━━ Metin ━━
25 Şubat 2014 Salı

“Yürü, Yürü Kudüs'e Doğru”

25 AĞUSTOS 2011 PERŞEMBE


Örgütlenmiş politik Siyonizm’in kurucusu, Viyana’da hukuk eğitimi almış Macaristanlı bir Yahudi olan Thedoor Herzl’in yazılarıyla Avrupa zihninde temellendirmeye çalıştığı şey Yahudi ulusuna ait bir devlet kurma ideali idi. Arap topraklarına tohumu atılan Yahudilerin İngiliz kolonisi seklinde bir araya getirilmesi süreci sadece Batılıları değil aynı zamanda Yahudileri de ikna etmeyi gerektiriyordu. Chaim Weizmann’ın Herzl’in yarım bıraktığı yerden devam edip kendisini İngiltere’ye Siyonizm’in yeni politik lideri olarak tanıttığı dönemde Birinci Dünya Savaşı da patlak veriyordu. Weizmann için, “beni Siyonist yapan adam” diyen Arthur Balfour 1917’de, Filistin henüz Osmanlı toprağı sayılırken, Balfour Deklarasyonu olarak bilinen bildiriyi yayımlıyordu. Bu ise 1948’te ilan edilecek olan Siyonist devlete giden yolun köşe taşlarından birisiydi. Bu deklarasyonla birlikte Yahudi nüfusun Filistin’e göçünün sağlanmasına yönelik çalışmalara hız veriliyor, siyasi, sosyal ve kültürel alanda adı konulmamış bir savaş başlatılıyordu. Bu savaşta Yahudilerin en büyük ve kesintisiz destekçisi onlara bu yolları açan İngilizler ve akabinde bu mirası devralan Amerikalılar oluyordu. ABD Başkanı Harry S. Truman’ın Siyonist yapının kendisini bir devlet olarak ilan etmesinden on bir dakika sonra Siyonist yapıyı devlet olarak kabul ettiklerini ilan etmesi Truman’ın ABD’de oy aldığı Yahudi kitleyi kazanma çabası ile izah edilmeye çalışılsa da, bu, Amerika’ya Ortadoğu’ya müdahale imkânı verecek bir aparatın varlığına olan ihtiyaç karşısında zayıf bir mazeret teşkil ediyordu. Sınırları belli olmayan, kendisini “Eretz İsrail” olarak adlandıran bu yapının hayallerindeki ülkeyi Alan R. Taylor, Beyrut, Lübnan dâhil Fırat nehrine kadar uzanan bir alan olarak gösterir.
━━━
Verilen Görev A: Girdilerde "section-divider <box>6 136 571 137</box>" içeren satırdan "cancel-label: キャンセル <box>109 84 155 95</box>" içeren satıra kadar uzanan bölümü, iki uç satır da dahil olmak üzere ve boş satırları atlayarak, "Sıra" ve "Girdi satırı" sütunlarından oluşan bir Markdown tablosuna aktarın.
━━ İşlenecek Girdiler ━━
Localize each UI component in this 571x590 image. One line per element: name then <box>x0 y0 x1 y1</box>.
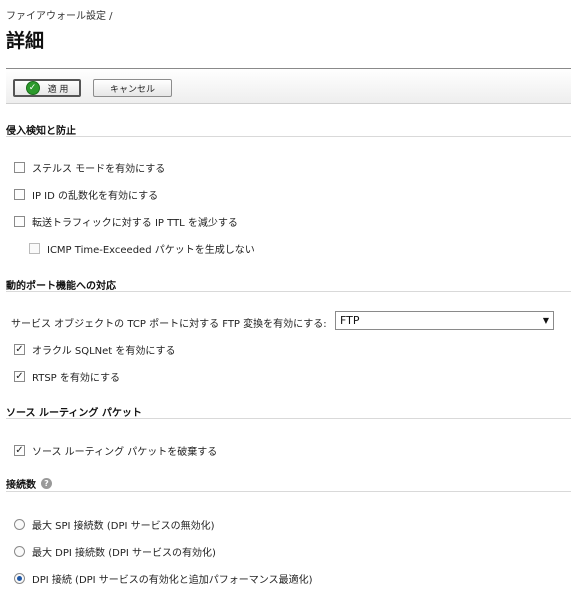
section-divider <box>6 136 571 137</box>
stealth-mode-label: ステルス モードを有効にする <box>32 164 166 175</box>
ttl-decrement-label: 転送トラフィックに対する IP TTL を減少する <box>32 218 238 229</box>
connections-option-row[interactable]: 最大 SPI 接続数 (DPI サービスの無効化) <box>14 517 215 532</box>
drop-source-routed-checkbox[interactable]: ✓ <box>14 445 25 456</box>
ipid-random-checkbox[interactable] <box>14 189 25 200</box>
ftp-transform-select[interactable]: FTP ▼ <box>335 311 554 330</box>
section-title-dynamic-port: 動的ポート機能への対応 <box>6 281 116 292</box>
icmp-time-exceeded-row[interactable]: ICMP Time-Exceeded パケットを生成しない <box>29 241 255 256</box>
ftp-transform-label: サービス オブジェクトの TCP ポートに対する FTP 変換を有効にする: <box>11 319 327 330</box>
connections-option-row[interactable]: 最大 DPI 接続数 (DPI サービスの有効化) <box>14 544 216 559</box>
max-spi-radio[interactable] <box>14 519 25 530</box>
breadcrumb[interactable]: ファイアウォール設定 / <box>6 7 113 22</box>
icmp-time-exceeded-checkbox[interactable] <box>29 243 40 254</box>
section-divider <box>6 291 571 292</box>
help-icon[interactable]: ? <box>41 478 52 489</box>
max-dpi-radio[interactable] <box>14 546 25 557</box>
ttl-decrement-checkbox[interactable] <box>14 216 25 227</box>
rtsp-checkbox[interactable]: ✓ <box>14 371 25 382</box>
dropdown-arrow-icon: ▼ <box>542 316 549 325</box>
section-title-intrusion: 侵入検知と防止 <box>6 126 76 137</box>
max-dpi-label: 最大 DPI 接続数 (DPI サービスの有効化) <box>32 548 216 559</box>
sqlnet-label: オラクル SQLNet を有効にする <box>32 346 176 357</box>
connections-option-row[interactable]: DPI 接続 (DPI サービスの有効化と追加パフォーマンス最適化) <box>14 571 313 586</box>
max-spi-label: 最大 SPI 接続数 (DPI サービスの無効化) <box>32 521 215 532</box>
cancel-label: キャンセル <box>109 84 155 95</box>
stealth-mode-checkbox[interactable] <box>14 162 25 173</box>
dpi-optimized-radio[interactable] <box>14 573 25 584</box>
rtsp-row[interactable]: ✓ RTSP を有効にする <box>14 369 120 384</box>
section-title-connections-row: 接続数 ? <box>6 476 52 491</box>
icmp-time-exceeded-label: ICMP Time-Exceeded パケットを生成しない <box>47 245 255 256</box>
sqlnet-row[interactable]: ✓ オラクル SQLNet を有効にする <box>14 342 176 357</box>
ipid-random-label: IP ID の乱数化を有効にする <box>32 191 159 202</box>
section-divider <box>6 418 571 419</box>
cancel-button[interactable]: キャンセル <box>93 79 172 97</box>
dpi-optimized-label: DPI 接続 (DPI サービスの有効化と追加パフォーマンス最適化) <box>32 575 313 586</box>
section-divider <box>6 491 571 492</box>
rtsp-label: RTSP を有効にする <box>32 373 120 384</box>
check-circle-icon: ✓ <box>25 81 40 95</box>
drop-source-routed-row[interactable]: ✓ ソース ルーティング パケットを破棄する <box>14 443 217 458</box>
toolbar: ✓ 適 用 キャンセル <box>6 68 571 104</box>
drop-source-routed-label: ソース ルーティング パケットを破棄する <box>32 447 218 458</box>
apply-label: 適 用 <box>47 84 69 95</box>
ftp-transform-value: FTP <box>340 314 360 327</box>
page-title: 詳細 <box>6 30 45 52</box>
stealth-mode-row[interactable]: ステルス モードを有効にする <box>14 160 165 175</box>
section-title-source-routing: ソース ルーティング パケット <box>6 408 142 419</box>
section-title-connections: 接続数 <box>6 480 36 491</box>
ttl-decrement-row[interactable]: 転送トラフィックに対する IP TTL を減少する <box>14 214 238 229</box>
apply-button[interactable]: ✓ 適 用 <box>13 79 81 97</box>
ipid-random-row[interactable]: IP ID の乱数化を有効にする <box>14 187 158 202</box>
sqlnet-checkbox[interactable]: ✓ <box>14 344 25 355</box>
━━━
Verilen Görev B: Siyonizm üzerine metinde adı geçen bütün kişileri sıralayın.

Çözüm A:
| Sıra | Girdi satırı |
|---|---|
| 1 | section-divider <box>6 136 571 137</box> |
| 2 | stealth-mode-label: ステルス モードを有効にする <box>32 164 166 175</box> |
| 3 | ttl-decrement-label: 転送トラフィックに対する IP TTL を減少する <box>32 218 238 229</box> |
| 4 | connections-option-row[interactable]: 最大 SPI 接続数 (DPI サービスの無効化) <box>14 517 215 532</box> |
| 5 | drop-source-routed-checkbox[interactable]: ✓ <box>14 445 25 456</box> |
| 6 | ipid-random-checkbox[interactable] <box>14 189 25 200</box> |
| 7 | ftp-transform-select[interactable]: FTP ▼ <box>335 311 554 330</box> |
| 8 | section-title-dynamic-port: 動的ポート機能への対応 <box>6 281 116 292</box> |
| 9 | icmp-time-exceeded-row[interactable]: ICMP Time-Exceeded パケットを生成しない <box>29 241 255 256</box> |
| 10 | ftp-transform-label: サービス オブジェクトの TCP ポートに対する FTP 変換を有効にする: <box>11 319 327 330</box> |
| 11 | connections-option-row[interactable]: 最大 DPI 接続数 (DPI サービスの有効化) <box>14 544 216 559</box> |
| 12 | max-spi-radio[interactable] <box>14 519 25 530</box> |
| 13 | breadcrumb[interactable]: ファイアウォール設定 / <box>6 7 113 22</box> |
| 14 | icmp-time-exceeded-checkbox[interactable] <box>29 243 40 254</box> |
| 15 | section-divider <box>6 291 571 292</box> |
| 16 | help-icon[interactable]: ? <box>41 478 52 489</box> |
| 17 | max-dpi-radio[interactable] <box>14 546 25 557</box> |
| 18 | ttl-decrement-checkbox[interactable] <box>14 216 25 227</box> |
| 19 | rtsp-checkbox[interactable]: ✓ <box>14 371 25 382</box> |
| 20 | dropdown-arrow-icon: ▼ <box>542 316 549 325</box> |
| 21 | section-title-intrusion: 侵入検知と防止 <box>6 126 76 137</box> |
| 22 | max-dpi-label: 最大 DPI 接続数 (DPI サービスの有効化) <box>32 548 216 559</box> |
| 23 | sqlnet-label: オラクル SQLNet を有効にする <box>32 346 176 357</box> |
| 24 | connections-option-row[interactable]: DPI 接続 (DPI サービスの有効化と追加パフォーマンス最適化) <box>14 571 313 586</box> |
| 25 | max-spi-label: 最大 SPI 接続数 (DPI サービスの無効化) <box>32 521 215 532</box> |
| 26 | cancel-label: キャンセル <box>109 84 155 95</box> |

Çözüm B:
- Thedoor Herzl
- Chaim Weizmann
- Arthur Balfour
- Harry S. Truman
- Alan R. Taylor